• **What is asked**: Omit all images. Transcribe the rest of the material below exactly.
== == ==
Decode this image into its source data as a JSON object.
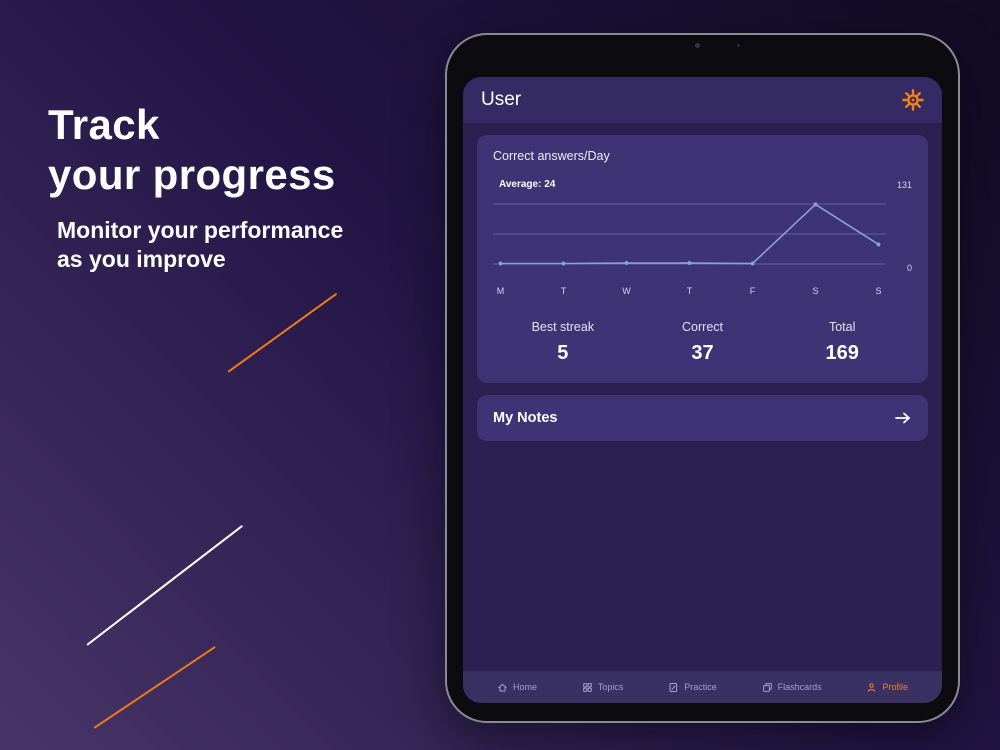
{
  "hero": {
    "title_line1": "Track",
    "title_line2": "your progress",
    "subtitle_line1": "Monitor your performance",
    "subtitle_line2": "as you improve"
  },
  "app": {
    "header": {
      "title": "User"
    },
    "stats": [
      {
        "label": "Best streak",
        "value": "5"
      },
      {
        "label": "Correct",
        "value": "37"
      },
      {
        "label": "Total",
        "value": "169"
      }
    ],
    "notes_card": {
      "title": "My Notes"
    },
    "tabbar": {
      "items": [
        {
          "label": "Home"
        },
        {
          "label": "Topics"
        },
        {
          "label": "Practice"
        },
        {
          "label": "Flashcards"
        },
        {
          "label": "Profile"
        }
      ],
      "active": "Profile"
    }
  },
  "chart_data": {
    "type": "line",
    "title": "Correct answers/Day",
    "categories": [
      "M",
      "T",
      "W",
      "T",
      "F",
      "S",
      "S"
    ],
    "values": [
      1,
      1,
      2,
      2,
      1,
      122,
      40
    ],
    "average": 24,
    "average_label": "Average: 24",
    "ylim": [
      0,
      131
    ],
    "grid": true,
    "legend": false,
    "line_color": "#84a5d8"
  },
  "colors": {
    "accent_orange": "#f5820e",
    "screen_bg": "#2a2151",
    "card_bg": "#3d3375",
    "tabbar_bg": "#393064"
  }
}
== == ==
• **Worked answer**:
Decode this image into its source data as a JSON object.
{
  "hero": {
    "title_line1": "Track",
    "title_line2": "your progress",
    "subtitle_line1": "Monitor your performance",
    "subtitle_line2": "as you improve"
  },
  "app": {
    "header": {
      "title": "User"
    },
    "stats": [
      {
        "label": "Best streak",
        "value": "5"
      },
      {
        "label": "Correct",
        "value": "37"
      },
      {
        "label": "Total",
        "value": "169"
      }
    ],
    "notes_card": {
      "title": "My Notes"
    },
    "tabbar": {
      "items": [
        {
          "label": "Home"
        },
        {
          "label": "Topics"
        },
        {
          "label": "Practice"
        },
        {
          "label": "Flashcards"
        },
        {
          "label": "Profile"
        }
      ],
      "active": "Profile"
    }
  },
  "chart_data": {
    "type": "line",
    "title": "Correct answers/Day",
    "categories": [
      "M",
      "T",
      "W",
      "T",
      "F",
      "S",
      "S"
    ],
    "values": [
      1,
      1,
      2,
      2,
      1,
      122,
      40
    ],
    "average": 24,
    "average_label": "Average: 24",
    "ylim": [
      0,
      131
    ],
    "grid": true,
    "legend": false,
    "line_color": "#84a5d8"
  },
  "colors": {
    "accent_orange": "#f5820e",
    "screen_bg": "#2a2151",
    "card_bg": "#3d3375",
    "tabbar_bg": "#393064"
  }
}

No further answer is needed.